▸ EXERCISE BRIEF: Take the line containing "What's the underlying" and all lines after it to the end of the records, and output them exactly.

[START RECORDS SUPPLIED]

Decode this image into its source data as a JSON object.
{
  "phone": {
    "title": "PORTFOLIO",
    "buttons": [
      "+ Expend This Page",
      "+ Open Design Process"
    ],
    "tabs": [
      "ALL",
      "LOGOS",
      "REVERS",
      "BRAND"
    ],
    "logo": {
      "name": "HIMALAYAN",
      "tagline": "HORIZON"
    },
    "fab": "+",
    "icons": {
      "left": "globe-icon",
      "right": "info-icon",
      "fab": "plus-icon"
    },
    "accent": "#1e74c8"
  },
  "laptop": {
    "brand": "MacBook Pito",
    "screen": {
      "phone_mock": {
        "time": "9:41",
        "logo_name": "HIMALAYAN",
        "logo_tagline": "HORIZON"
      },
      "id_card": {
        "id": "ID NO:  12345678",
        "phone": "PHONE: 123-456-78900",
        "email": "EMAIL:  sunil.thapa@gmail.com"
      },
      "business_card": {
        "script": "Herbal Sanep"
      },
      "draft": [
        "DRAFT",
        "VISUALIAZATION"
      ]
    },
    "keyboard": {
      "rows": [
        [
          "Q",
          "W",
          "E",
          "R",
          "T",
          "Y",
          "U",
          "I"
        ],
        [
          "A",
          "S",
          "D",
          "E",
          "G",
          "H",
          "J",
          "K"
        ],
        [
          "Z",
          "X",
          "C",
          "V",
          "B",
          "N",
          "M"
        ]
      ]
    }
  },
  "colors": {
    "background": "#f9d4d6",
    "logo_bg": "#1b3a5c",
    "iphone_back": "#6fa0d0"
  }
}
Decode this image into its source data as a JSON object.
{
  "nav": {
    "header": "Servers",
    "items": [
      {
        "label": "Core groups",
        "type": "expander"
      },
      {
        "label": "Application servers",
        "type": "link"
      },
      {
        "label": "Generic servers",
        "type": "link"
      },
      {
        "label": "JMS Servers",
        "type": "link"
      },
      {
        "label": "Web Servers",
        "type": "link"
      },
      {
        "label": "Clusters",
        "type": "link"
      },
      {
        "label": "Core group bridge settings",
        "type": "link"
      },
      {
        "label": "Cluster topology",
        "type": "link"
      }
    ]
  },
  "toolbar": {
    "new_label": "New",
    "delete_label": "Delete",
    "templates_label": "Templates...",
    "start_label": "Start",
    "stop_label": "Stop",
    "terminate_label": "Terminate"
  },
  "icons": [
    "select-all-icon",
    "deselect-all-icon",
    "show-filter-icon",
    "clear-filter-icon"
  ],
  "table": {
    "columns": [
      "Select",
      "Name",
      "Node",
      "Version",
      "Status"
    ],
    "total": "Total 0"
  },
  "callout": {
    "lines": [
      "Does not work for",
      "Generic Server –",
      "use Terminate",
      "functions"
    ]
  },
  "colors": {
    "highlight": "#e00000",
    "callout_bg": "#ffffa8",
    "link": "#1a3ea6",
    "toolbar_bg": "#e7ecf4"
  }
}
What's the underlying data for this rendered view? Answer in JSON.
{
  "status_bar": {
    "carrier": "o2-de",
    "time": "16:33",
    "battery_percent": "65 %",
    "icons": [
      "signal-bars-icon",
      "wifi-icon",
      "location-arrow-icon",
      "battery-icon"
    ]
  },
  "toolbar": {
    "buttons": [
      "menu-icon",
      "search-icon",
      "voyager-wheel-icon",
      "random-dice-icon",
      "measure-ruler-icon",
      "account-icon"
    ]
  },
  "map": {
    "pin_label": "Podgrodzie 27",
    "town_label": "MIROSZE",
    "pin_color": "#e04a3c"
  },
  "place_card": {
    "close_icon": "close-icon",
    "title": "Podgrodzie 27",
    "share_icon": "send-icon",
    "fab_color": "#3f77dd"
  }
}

[END RECORDS SUPPLIED]

▸ WRITTEN ANSWER:
What's the underlying data for this rendered view? Answer in JSON.
{
  "status_bar": {
    "carrier": "o2-de",
    "time": "16:33",
    "battery_percent": "65 %",
    "icons": [
      "signal-bars-icon",
      "wifi-icon",
      "location-arrow-icon",
      "battery-icon"
    ]
  },
  "toolbar": {
    "buttons": [
      "menu-icon",
      "search-icon",
      "voyager-wheel-icon",
      "random-dice-icon",
      "measure-ruler-icon",
      "account-icon"
    ]
  },
  "map": {
    "pin_label": "Podgrodzie 27",
    "town_label": "MIROSZE",
    "pin_color": "#e04a3c"
  },
  "place_card": {
    "close_icon": "close-icon",
    "title": "Podgrodzie 27",
    "share_icon": "send-icon",
    "fab_color": "#3f77dd"
  }
}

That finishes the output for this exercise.